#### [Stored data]
## start
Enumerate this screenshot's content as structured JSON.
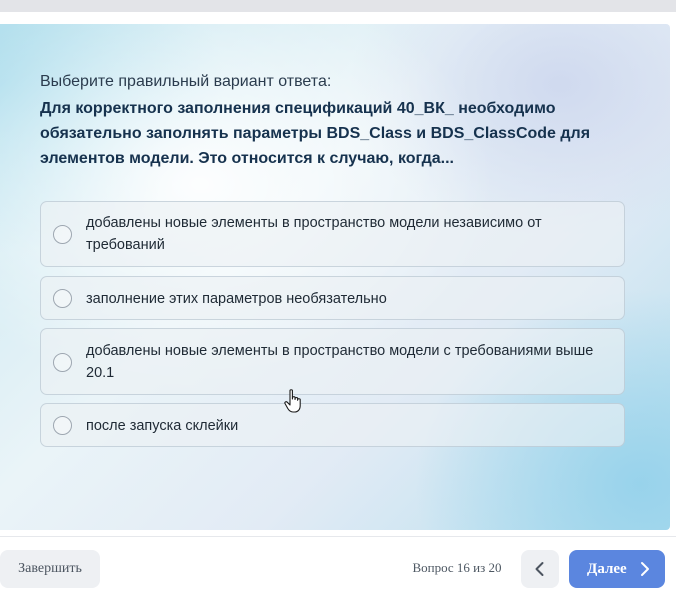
{
  "quiz": {
    "prompt": "Выберите правильный вариант ответа:",
    "question": "Для корректного заполнения спецификаций 40_ВК_ необходимо обязательно заполнять параметры BDS_Class и BDS_ClassCode для элементов модели. Это относится к случаю, когда...",
    "options": [
      {
        "label": "добавлены новые элементы в пространство модели независимо от требований",
        "selected": false
      },
      {
        "label": "заполнение этих параметров необязательно",
        "selected": false
      },
      {
        "label": "добавлены новые элементы в пространство модели с требованиями выше 20.1",
        "selected": false
      },
      {
        "label": "после запуска склейки",
        "selected": false
      }
    ]
  },
  "footer": {
    "finish_label": "Завершить",
    "progress_text": "Вопрос 16 из 20",
    "prev_icon": "chevron-left-icon",
    "next_label": "Далее",
    "next_icon": "chevron-right-icon"
  },
  "colors": {
    "accent": "#5b86df",
    "question_text": "#16324e",
    "secondary_button": "#eef0f3"
  }
}
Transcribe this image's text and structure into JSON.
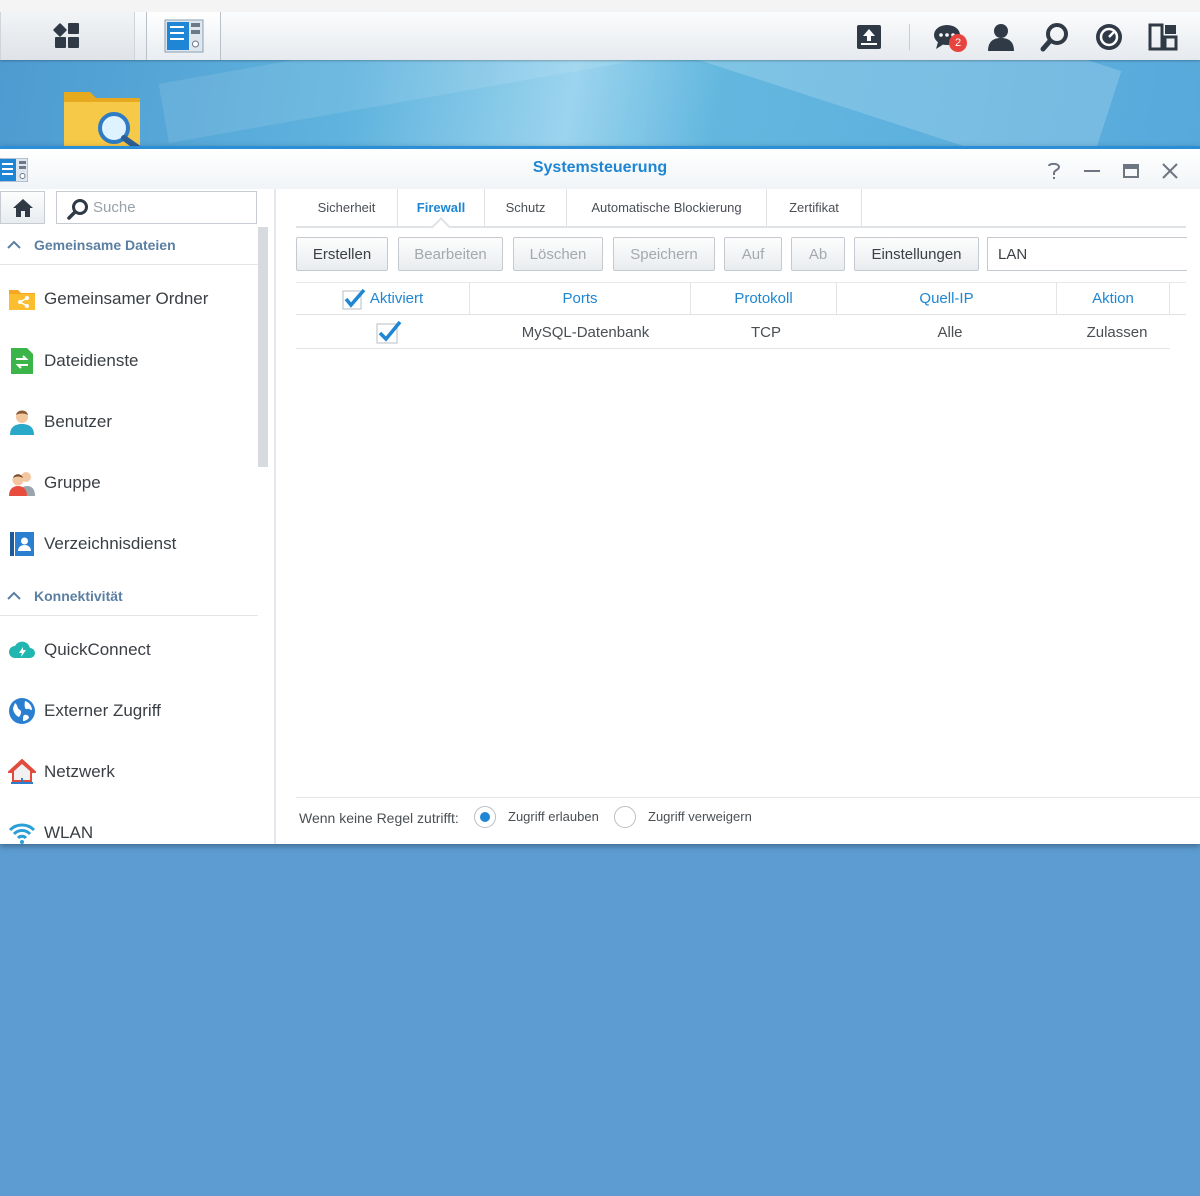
{
  "taskbar": {
    "main_menu_icon": "main-menu-icon",
    "control_panel_icon": "control-panel-icon",
    "right_icons": [
      "upload-icon",
      "notifications-icon",
      "user-icon",
      "search-icon",
      "resource-monitor-icon",
      "widgets-icon"
    ],
    "notification_count": "2"
  },
  "desktop": {
    "icon": "file-station-icon"
  },
  "window": {
    "title": "Systemsteuerung",
    "controls": [
      "help-icon",
      "minimize-icon",
      "maximize-icon",
      "close-icon"
    ]
  },
  "sidebar": {
    "search_placeholder": "Suche",
    "sections": [
      {
        "title": "Gemeinsame Dateien",
        "items": [
          {
            "label": "Gemeinsamer Ordner",
            "icon": "shared-folder-icon"
          },
          {
            "label": "Dateidienste",
            "icon": "file-services-icon"
          },
          {
            "label": "Benutzer",
            "icon": "user-icon"
          },
          {
            "label": "Gruppe",
            "icon": "group-icon"
          },
          {
            "label": "Verzeichnisdienst",
            "icon": "directory-service-icon"
          }
        ]
      },
      {
        "title": "Konnektivität",
        "items": [
          {
            "label": "QuickConnect",
            "icon": "quickconnect-icon"
          },
          {
            "label": "Externer Zugriff",
            "icon": "external-access-icon"
          },
          {
            "label": "Netzwerk",
            "icon": "network-icon"
          },
          {
            "label": "WLAN",
            "icon": "wlan-icon"
          }
        ]
      }
    ]
  },
  "tabs": [
    {
      "label": "Sicherheit",
      "active": false
    },
    {
      "label": "Firewall",
      "active": true
    },
    {
      "label": "Schutz",
      "active": false
    },
    {
      "label": "Automatische Blockierung",
      "active": false
    },
    {
      "label": "Zertifikat",
      "active": false
    }
  ],
  "toolbar": {
    "buttons": [
      {
        "label": "Erstellen",
        "enabled": true
      },
      {
        "label": "Bearbeiten",
        "enabled": false
      },
      {
        "label": "Löschen",
        "enabled": false
      },
      {
        "label": "Speichern",
        "enabled": false
      },
      {
        "label": "Auf",
        "enabled": false
      },
      {
        "label": "Ab",
        "enabled": false
      },
      {
        "label": "Einstellungen",
        "enabled": true
      }
    ],
    "interface": "LAN"
  },
  "table": {
    "columns": [
      "Aktiviert",
      "Ports",
      "Protokoll",
      "Quell-IP",
      "Aktion"
    ],
    "header_checked": true,
    "rows": [
      {
        "enabled": true,
        "ports": "MySQL-Datenbank",
        "protocol": "TCP",
        "source_ip": "Alle",
        "action": "Zulassen"
      }
    ]
  },
  "footer": {
    "label": "Wenn keine Regel zutrifft:",
    "options": [
      {
        "label": "Zugriff erlauben",
        "selected": true
      },
      {
        "label": "Zugriff verweigern",
        "selected": false
      }
    ]
  },
  "colors": {
    "accent": "#1e86d2",
    "desktop": "#5c9cd2",
    "section_header": "#5b7fa3"
  }
}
## end
#### [Exercise prompt]
Reproduce each line exactly, please, except for any pictures.

#### [Finished exercise]
Enumerate this screenshot's content as structured JSON.
{
  "quiz": {
    "prompt": "Выберите правильный вариант ответа:",
    "question": "Для корректного заполнения спецификаций 40_ВК_ необходимо обязательно заполнять параметры BDS_Class и BDS_ClassCode для элементов модели. Это относится к случаю, когда...",
    "options": [
      {
        "label": "добавлены новые элементы в пространство модели независимо от требований",
        "selected": false
      },
      {
        "label": "заполнение этих параметров необязательно",
        "selected": false
      },
      {
        "label": "добавлены новые элементы в пространство модели с требованиями выше 20.1",
        "selected": false
      },
      {
        "label": "после запуска склейки",
        "selected": false
      }
    ]
  },
  "footer": {
    "finish_label": "Завершить",
    "progress_text": "Вопрос 16 из 20",
    "prev_icon": "chevron-left-icon",
    "next_label": "Далее",
    "next_icon": "chevron-right-icon"
  },
  "colors": {
    "accent": "#5b86df",
    "question_text": "#16324e",
    "secondary_button": "#eef0f3"
  }
}
Transcribe this image's text and structure into JSON.
{
  "taskbar": {
    "main_menu_icon": "main-menu-icon",
    "control_panel_icon": "control-panel-icon",
    "right_icons": [
      "upload-icon",
      "notifications-icon",
      "user-icon",
      "search-icon",
      "resource-monitor-icon",
      "widgets-icon"
    ],
    "notification_count": "2"
  },
  "desktop": {
    "icon": "file-station-icon"
  },
  "window": {
    "title": "Systemsteuerung",
    "controls": [
      "help-icon",
      "minimize-icon",
      "maximize-icon",
      "close-icon"
    ]
  },
  "sidebar": {
    "search_placeholder": "Suche",
    "sections": [
      {
        "title": "Gemeinsame Dateien",
        "items": [
          {
            "label": "Gemeinsamer Ordner",
            "icon": "shared-folder-icon"
          },
          {
            "label": "Dateidienste",
            "icon": "file-services-icon"
          },
          {
            "label": "Benutzer",
            "icon": "user-icon"
          },
          {
            "label": "Gruppe",
            "icon": "group-icon"
          },
          {
            "label": "Verzeichnisdienst",
            "icon": "directory-service-icon"
          }
        ]
      },
      {
        "title": "Konnektivität",
        "items": [
          {
            "label": "QuickConnect",
            "icon": "quickconnect-icon"
          },
          {
            "label": "Externer Zugriff",
            "icon": "external-access-icon"
          },
          {
            "label": "Netzwerk",
            "icon": "network-icon"
          },
          {
            "label": "WLAN",
            "icon": "wlan-icon"
          }
        ]
      }
    ]
  },
  "tabs": [
    {
      "label": "Sicherheit",
      "active": false
    },
    {
      "label": "Firewall",
      "active": true
    },
    {
      "label": "Schutz",
      "active": false
    },
    {
      "label": "Automatische Blockierung",
      "active": false
    },
    {
      "label": "Zertifikat",
      "active": false
    }
  ],
  "toolbar": {
    "buttons": [
      {
        "label": "Erstellen",
        "enabled": true
      },
      {
        "label": "Bearbeiten",
        "enabled": false
      },
      {
        "label": "Löschen",
        "enabled": false
      },
      {
        "label": "Speichern",
        "enabled": false
      },
      {
        "label": "Auf",
        "enabled": false
      },
      {
        "label": "Ab",
        "enabled": false
      },
      {
        "label": "Einstellungen",
        "enabled": true
      }
    ],
    "interface": "LAN"
  },
  "table": {
    "columns": [
      "Aktiviert",
      "Ports",
      "Protokoll",
      "Quell-IP",
      "Aktion"
    ],
    "header_checked": true,
    "rows": [
      {
        "enabled": true,
        "ports": "MySQL-Datenbank",
        "protocol": "TCP",
        "source_ip": "Alle",
        "action": "Zulassen"
      }
    ]
  },
  "footer": {
    "label": "Wenn keine Regel zutrifft:",
    "options": [
      {
        "label": "Zugriff erlauben",
        "selected": true
      },
      {
        "label": "Zugriff verweigern",
        "selected": false
      }
    ]
  },
  "colors": {
    "accent": "#1e86d2",
    "desktop": "#5c9cd2",
    "section_header": "#5b7fa3"
  }
}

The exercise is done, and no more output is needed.